── Given data ──

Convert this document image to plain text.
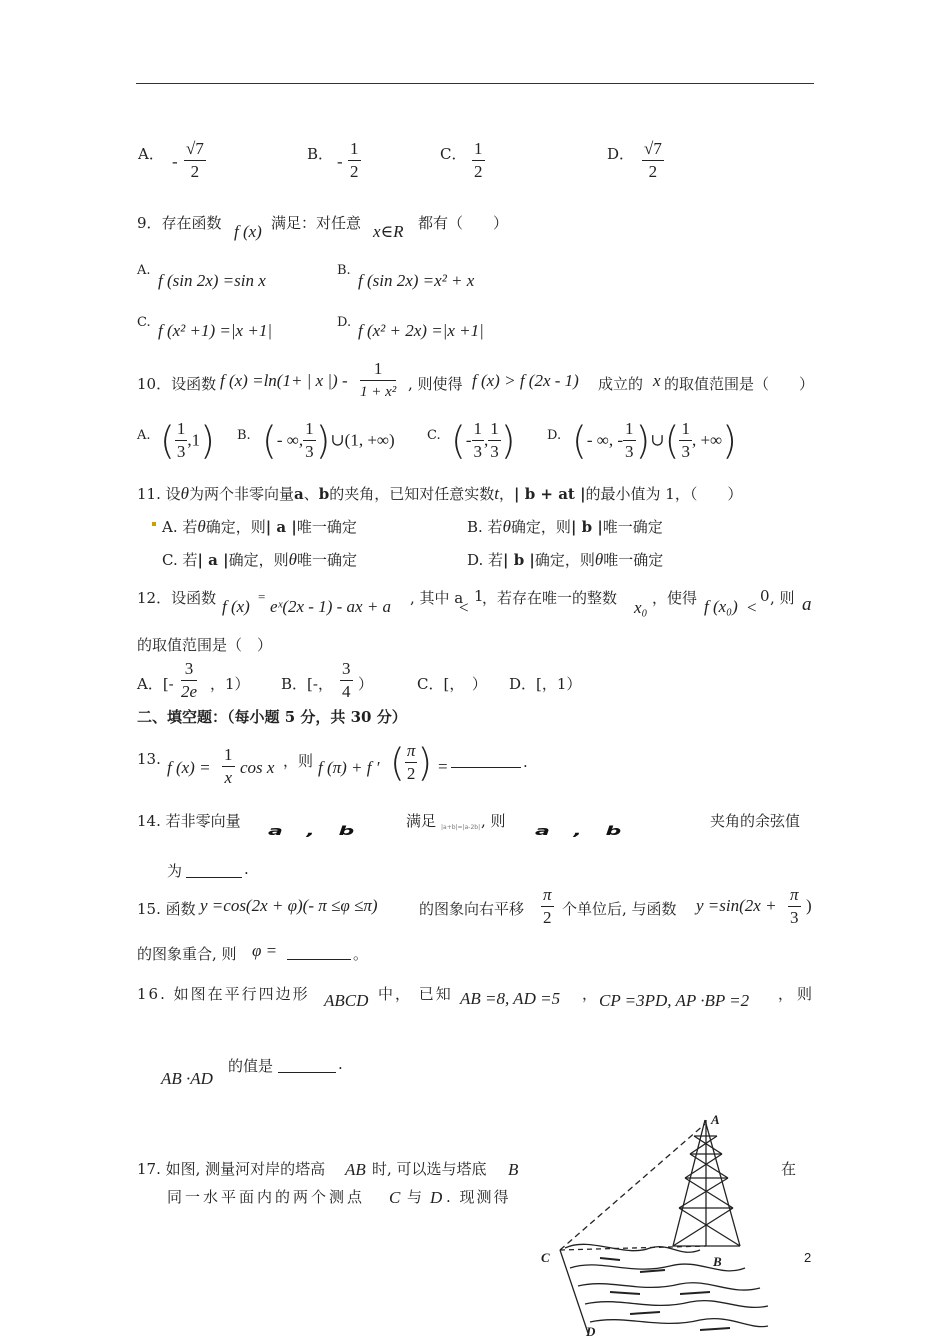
A． - $\frac{√7}{2}$	B． - $\frac{1}{2}$	C． $\frac{1}{2}$	D． $\frac{√7}{2}$
9．存在函数 f (x) 满足：对任意 x∈R 都有（　　）
A.
f (sin 2x) =sin x
B.
f (sin 2x) =x² + x
C. f (x² +1) =|x +1|	D. f (x² + 2x) =|x +1|
10．设函数 f (x) =ln(1+ | x |) - $\frac{1}{\text{1 + x²}}$ , 则使得 f (x) > f (2x - 1) 成立的 x 的取值范围是（　　）
A. ( $\frac{1}{3} ,1$) B. (- ∞, $\frac{1}{3}$ )∪(1, +∞) C. (- $\frac{1}{3}$ , $\frac{1}{3}$ ) D. (- ∞, - $\frac{1}{3}$ )∪( $\frac{1}{3}$ , +∞)
11. 设θ为两个非零向量a、b的夹角，已知对任意实数t，| b + at |的最小值为 1，（　　）
A. 若θ确定，则| a |唯一确定	B. 若θ确定，则| b |唯一确定
C. 若| a |确定，则θ唯一确定	D. 若| b |确定，则θ唯一确定
12．设函数 f (x)
=
eˣ(2x - 1) - ax + a , 其中 a
<
1
，若存在唯一的整数 x₀ ，使得 f (x₀) <
0 , 则 a
的取值范围是（　）
A．[- $\frac{3}{2e}$ ，1） B．[-， $\frac{3}{4}$ ）	C．[，　） D．[，1）
二、填空题：（每小题 5 分，共 30 分）
13. f $(x) = \frac{1}{x}$ cos x ，则 f (π) + f ′ ( $\frac{\pi}{2}$ ) =	.
14. 若非零向量
a , b
满足 |a+b|=|a-2b| , 则
a , b
夹角的余弦值
为	.
15. 函数 y =cos(2x + φ)(- π ≤φ ≤π)	的图象向右平移 $\frac{\pi}{2}$ 个单位后, 与函数 $y =\sin(2x + \frac{\pi}{3}$ )
的图象重合, 则 φ =	。
16. 如图在平行四边形 ABCD 中， 已知 AB =8, AD =5 ， CP =3PD, AP ·BP =2 ， 则
AB ·AD
的值是	.
17. 如图, 测量河对岸的塔高 AB 时, 可以选与塔底 B	在
同一水平面内的两个测点 C 与 D . 现测得
A
B
C
D
2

───

### Exercise prompt
From the data above, copy out every line with the string "text" in it.

### In response
Convert this document image to plain text.
10．设函数 f (x) =ln(1+ | x |) - $\frac{1}{\text{1 + x²}}$ , 则使得 f (x) > f (2x - 1) 成立的 x 的取值范围是（　　）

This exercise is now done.